Dataset entries
□ □ □

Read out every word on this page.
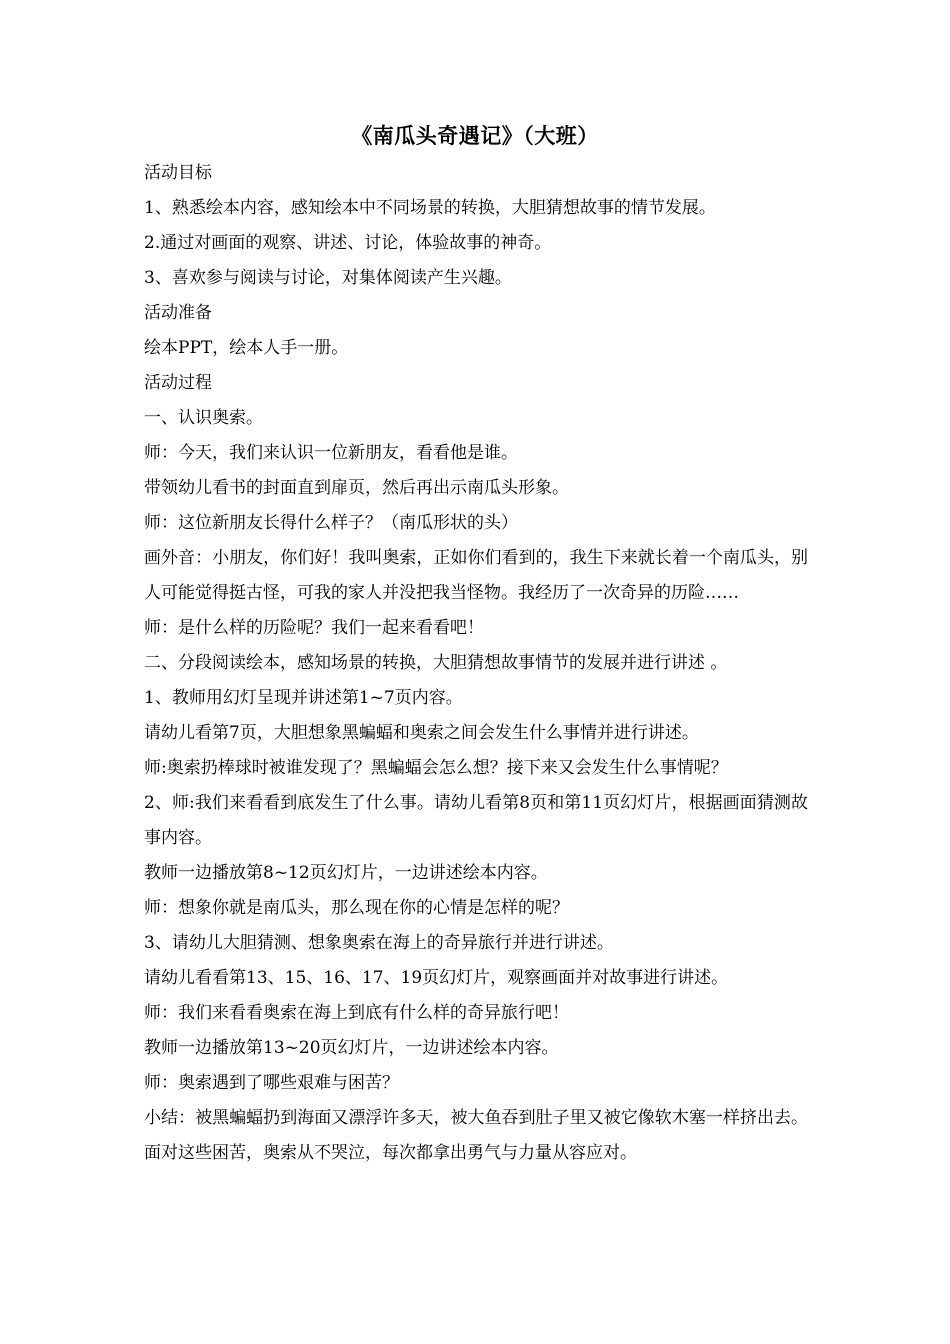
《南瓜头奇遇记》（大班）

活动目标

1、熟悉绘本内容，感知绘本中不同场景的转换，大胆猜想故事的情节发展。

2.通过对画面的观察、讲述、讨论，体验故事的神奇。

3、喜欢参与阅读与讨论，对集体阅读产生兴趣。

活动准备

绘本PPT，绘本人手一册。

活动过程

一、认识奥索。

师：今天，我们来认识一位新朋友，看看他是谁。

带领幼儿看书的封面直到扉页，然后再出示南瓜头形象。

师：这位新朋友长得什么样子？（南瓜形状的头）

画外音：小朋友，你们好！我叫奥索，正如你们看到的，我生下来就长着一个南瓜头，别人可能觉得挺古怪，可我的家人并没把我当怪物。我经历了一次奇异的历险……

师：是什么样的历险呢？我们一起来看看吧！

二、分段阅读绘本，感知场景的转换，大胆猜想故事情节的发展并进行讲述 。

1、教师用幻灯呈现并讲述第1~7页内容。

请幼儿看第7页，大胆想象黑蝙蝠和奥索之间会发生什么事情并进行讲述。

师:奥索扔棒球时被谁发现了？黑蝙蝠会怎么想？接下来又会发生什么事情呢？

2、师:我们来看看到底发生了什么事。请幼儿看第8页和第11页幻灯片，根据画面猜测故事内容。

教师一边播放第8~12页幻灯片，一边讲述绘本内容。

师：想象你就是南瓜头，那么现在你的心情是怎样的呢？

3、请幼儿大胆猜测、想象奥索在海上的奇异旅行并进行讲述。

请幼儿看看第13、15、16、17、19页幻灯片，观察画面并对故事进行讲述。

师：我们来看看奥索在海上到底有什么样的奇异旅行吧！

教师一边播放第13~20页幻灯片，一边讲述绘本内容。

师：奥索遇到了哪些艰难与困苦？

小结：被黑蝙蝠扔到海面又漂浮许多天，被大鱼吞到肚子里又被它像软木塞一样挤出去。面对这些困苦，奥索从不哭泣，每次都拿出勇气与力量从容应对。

□ □ □

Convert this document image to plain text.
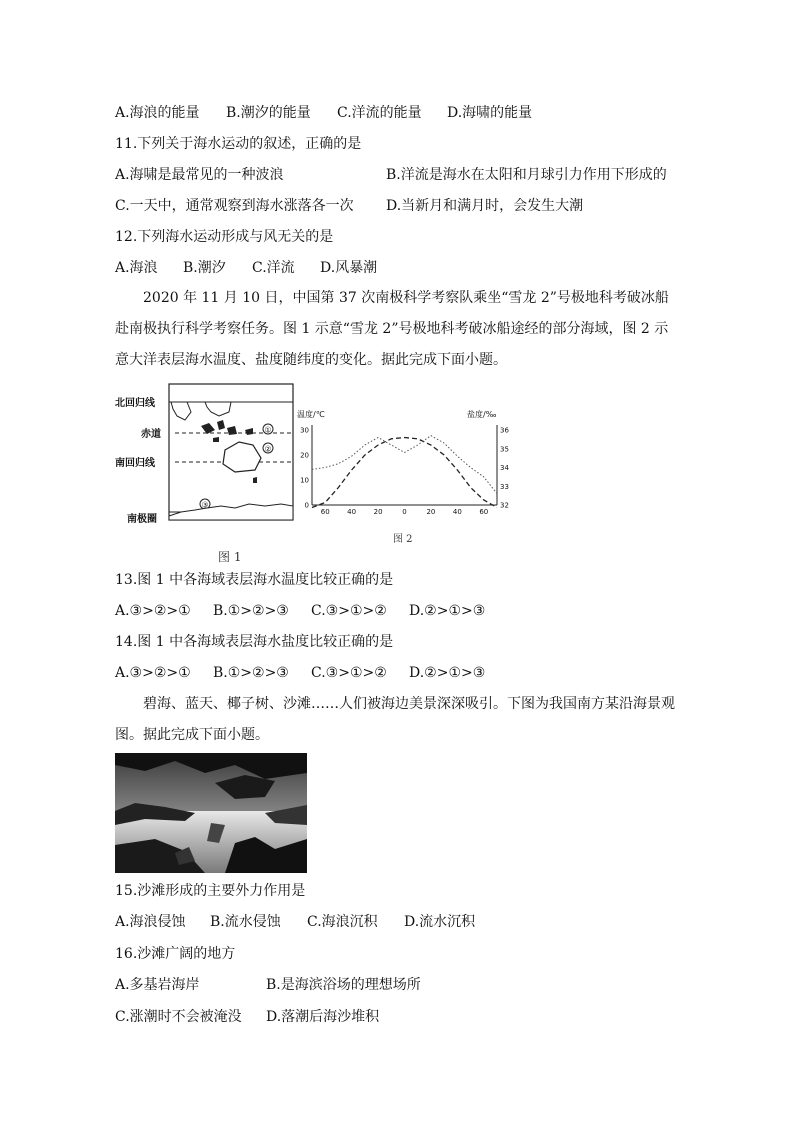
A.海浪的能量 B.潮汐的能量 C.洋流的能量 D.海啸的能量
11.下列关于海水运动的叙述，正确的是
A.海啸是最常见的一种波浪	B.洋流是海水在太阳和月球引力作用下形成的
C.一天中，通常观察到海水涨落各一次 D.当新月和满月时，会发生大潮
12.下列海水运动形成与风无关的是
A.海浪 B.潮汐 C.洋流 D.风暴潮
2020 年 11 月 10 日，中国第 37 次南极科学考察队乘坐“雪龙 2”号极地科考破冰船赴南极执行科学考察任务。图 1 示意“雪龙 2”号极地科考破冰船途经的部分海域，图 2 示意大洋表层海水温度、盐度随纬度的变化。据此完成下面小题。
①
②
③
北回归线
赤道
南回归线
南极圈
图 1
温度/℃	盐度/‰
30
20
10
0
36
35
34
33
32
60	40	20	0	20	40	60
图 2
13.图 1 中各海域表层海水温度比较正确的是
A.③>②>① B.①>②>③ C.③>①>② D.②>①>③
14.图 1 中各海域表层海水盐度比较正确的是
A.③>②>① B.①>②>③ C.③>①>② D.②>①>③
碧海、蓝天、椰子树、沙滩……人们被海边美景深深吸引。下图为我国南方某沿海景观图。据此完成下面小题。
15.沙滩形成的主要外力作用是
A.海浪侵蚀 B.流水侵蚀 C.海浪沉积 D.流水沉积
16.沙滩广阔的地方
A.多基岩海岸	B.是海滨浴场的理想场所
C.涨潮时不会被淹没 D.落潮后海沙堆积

□ □ □

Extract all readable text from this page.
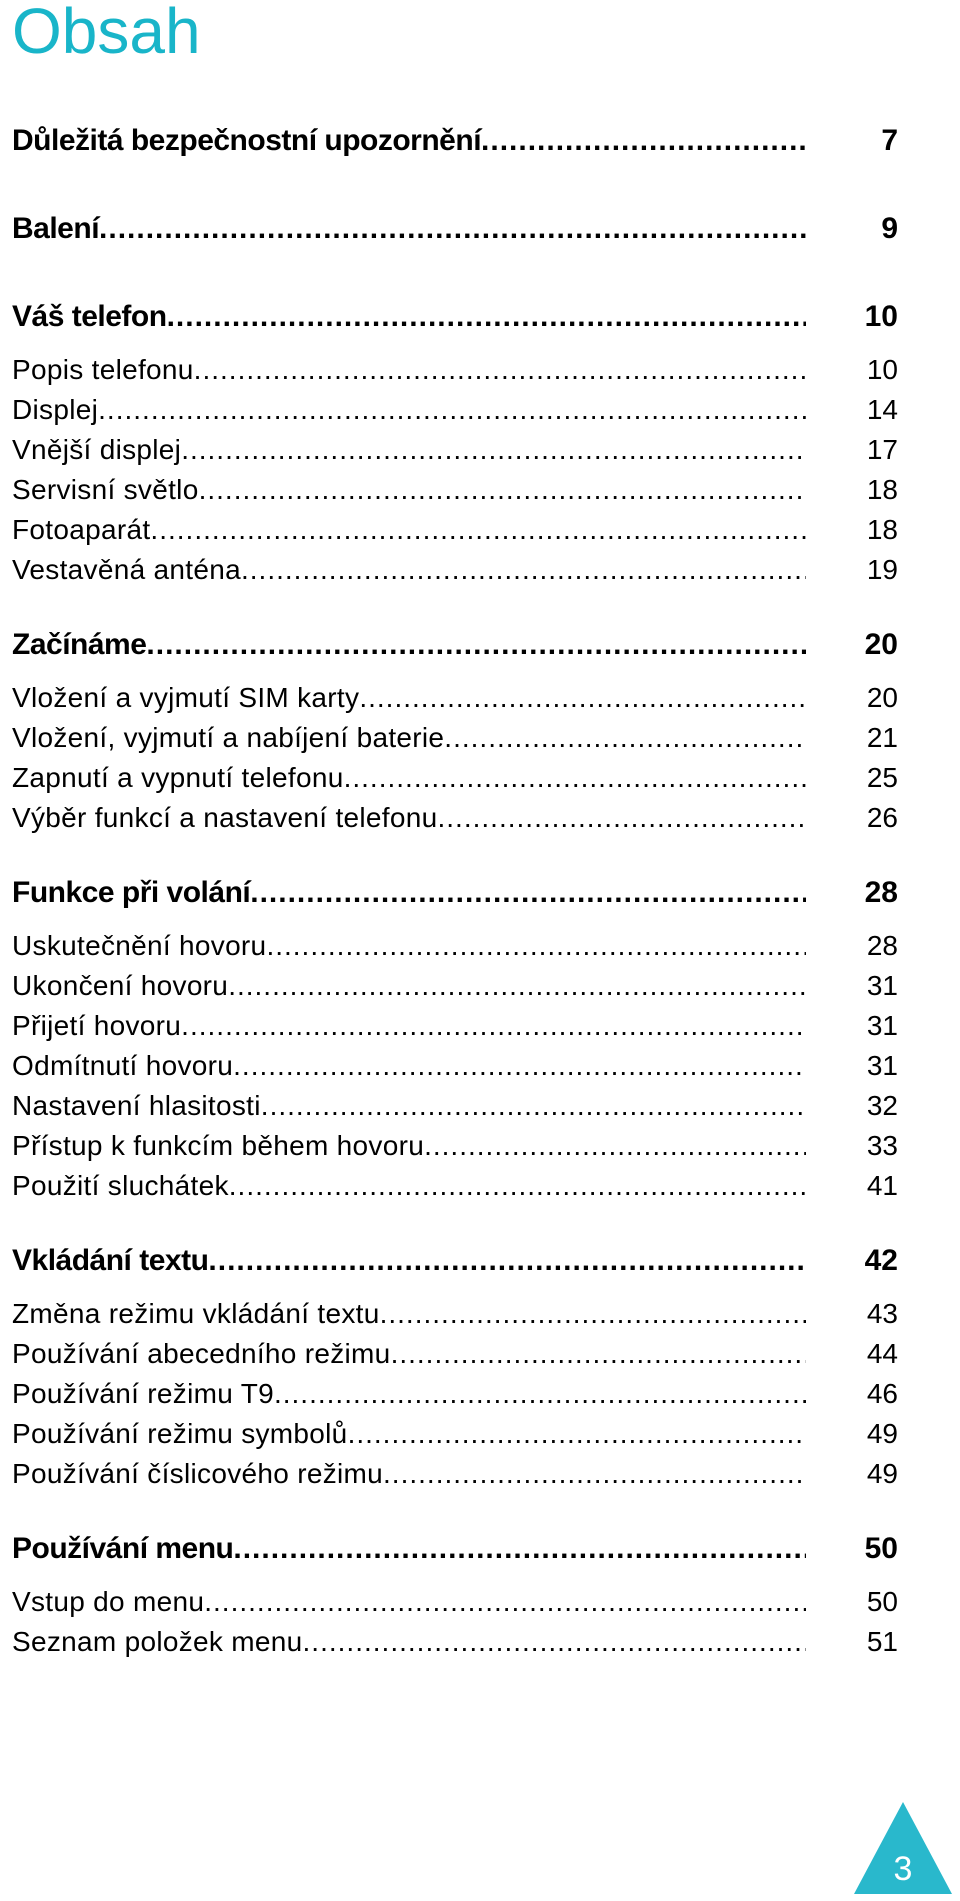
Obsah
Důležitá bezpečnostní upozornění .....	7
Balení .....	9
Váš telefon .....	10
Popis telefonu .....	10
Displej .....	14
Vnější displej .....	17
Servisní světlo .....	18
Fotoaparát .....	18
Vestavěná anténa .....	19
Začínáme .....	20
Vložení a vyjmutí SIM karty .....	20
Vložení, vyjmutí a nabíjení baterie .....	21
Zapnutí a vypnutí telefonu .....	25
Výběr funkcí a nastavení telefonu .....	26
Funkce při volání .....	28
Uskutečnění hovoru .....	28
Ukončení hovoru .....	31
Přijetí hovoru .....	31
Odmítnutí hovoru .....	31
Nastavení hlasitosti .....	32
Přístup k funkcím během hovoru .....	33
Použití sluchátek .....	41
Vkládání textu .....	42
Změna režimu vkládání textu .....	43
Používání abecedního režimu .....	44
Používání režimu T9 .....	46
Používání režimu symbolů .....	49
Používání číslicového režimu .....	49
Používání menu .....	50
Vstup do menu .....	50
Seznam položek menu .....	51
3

□ □ □

Check each line of the records for "vyjmutí" and copy the ones that contain it.

Vložení a vyjmutí SIM karty .....	20
Vložení, vyjmutí a nabíjení baterie .....	21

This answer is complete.